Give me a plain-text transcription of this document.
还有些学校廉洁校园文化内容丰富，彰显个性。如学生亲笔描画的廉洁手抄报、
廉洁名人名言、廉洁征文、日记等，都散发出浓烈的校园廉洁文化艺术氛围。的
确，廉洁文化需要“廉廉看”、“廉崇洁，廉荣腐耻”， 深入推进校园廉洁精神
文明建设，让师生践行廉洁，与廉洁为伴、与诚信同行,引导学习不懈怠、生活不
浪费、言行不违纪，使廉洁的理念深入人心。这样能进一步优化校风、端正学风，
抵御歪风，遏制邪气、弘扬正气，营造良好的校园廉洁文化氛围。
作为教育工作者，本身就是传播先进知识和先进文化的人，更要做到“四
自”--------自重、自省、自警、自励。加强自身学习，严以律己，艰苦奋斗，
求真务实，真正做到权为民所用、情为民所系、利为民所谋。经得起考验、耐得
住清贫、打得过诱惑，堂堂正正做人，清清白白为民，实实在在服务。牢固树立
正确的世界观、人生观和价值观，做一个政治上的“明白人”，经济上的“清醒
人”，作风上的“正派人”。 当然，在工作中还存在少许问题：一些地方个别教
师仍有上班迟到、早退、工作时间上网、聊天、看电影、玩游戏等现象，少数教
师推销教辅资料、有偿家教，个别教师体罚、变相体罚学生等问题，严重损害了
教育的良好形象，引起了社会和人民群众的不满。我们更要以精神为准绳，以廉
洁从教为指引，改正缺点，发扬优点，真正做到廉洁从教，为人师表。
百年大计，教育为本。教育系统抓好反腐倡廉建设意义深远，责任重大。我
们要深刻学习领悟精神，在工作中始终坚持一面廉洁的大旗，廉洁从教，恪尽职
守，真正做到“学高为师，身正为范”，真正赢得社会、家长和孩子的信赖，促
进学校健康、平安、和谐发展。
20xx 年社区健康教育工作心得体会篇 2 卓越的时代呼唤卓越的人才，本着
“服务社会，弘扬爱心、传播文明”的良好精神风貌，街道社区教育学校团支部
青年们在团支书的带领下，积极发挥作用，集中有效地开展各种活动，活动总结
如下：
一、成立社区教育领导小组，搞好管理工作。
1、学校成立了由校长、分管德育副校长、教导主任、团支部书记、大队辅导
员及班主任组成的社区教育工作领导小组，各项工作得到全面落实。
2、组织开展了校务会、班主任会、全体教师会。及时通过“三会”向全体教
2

· · · ·

WHAT IS BEING ASKED — Extract the complete set of records unchanged.

WORKED SOLUTION —
Give me a plain-text transcription of this document.
还有些学校廉洁校园文化内容丰富，彰显个性。如学生亲笔描画的廉洁手抄报、
廉洁名人名言、廉洁征文、日记等，都散发出浓烈的校园廉洁文化艺术氛围。的
确，廉洁文化需要“廉廉看”、“廉崇洁，廉荣腐耻”， 深入推进校园廉洁精神
文明建设，让师生践行廉洁，与廉洁为伴、与诚信同行,引导学习不懈怠、生活不
浪费、言行不违纪，使廉洁的理念深入人心。这样能进一步优化校风、端正学风，
抵御歪风，遏制邪气、弘扬正气，营造良好的校园廉洁文化氛围。
作为教育工作者，本身就是传播先进知识和先进文化的人，更要做到“四
自”--------自重、自省、自警、自励。加强自身学习，严以律己，艰苦奋斗，
求真务实，真正做到权为民所用、情为民所系、利为民所谋。经得起考验、耐得
住清贫、打得过诱惑，堂堂正正做人，清清白白为民，实实在在服务。牢固树立
正确的世界观、人生观和价值观，做一个政治上的“明白人”，经济上的“清醒
人”，作风上的“正派人”。 当然，在工作中还存在少许问题：一些地方个别教
师仍有上班迟到、早退、工作时间上网、聊天、看电影、玩游戏等现象，少数教
师推销教辅资料、有偿家教，个别教师体罚、变相体罚学生等问题，严重损害了
教育的良好形象，引起了社会和人民群众的不满。我们更要以精神为准绳，以廉
洁从教为指引，改正缺点，发扬优点，真正做到廉洁从教，为人师表。
百年大计，教育为本。教育系统抓好反腐倡廉建设意义深远，责任重大。我
们要深刻学习领悟精神，在工作中始终坚持一面廉洁的大旗，廉洁从教，恪尽职
守，真正做到“学高为师，身正为范”，真正赢得社会、家长和孩子的信赖，促
进学校健康、平安、和谐发展。
20xx 年社区健康教育工作心得体会篇 2 卓越的时代呼唤卓越的人才，本着
“服务社会，弘扬爱心、传播文明”的良好精神风貌，街道社区教育学校团支部
青年们在团支书的带领下，积极发挥作用，集中有效地开展各种活动，活动总结
如下：
一、成立社区教育领导小组，搞好管理工作。
1、学校成立了由校长、分管德育副校长、教导主任、团支部书记、大队辅导
员及班主任组成的社区教育工作领导小组，各项工作得到全面落实。
2、组织开展了校务会、班主任会、全体教师会。及时通过“三会”向全体教
2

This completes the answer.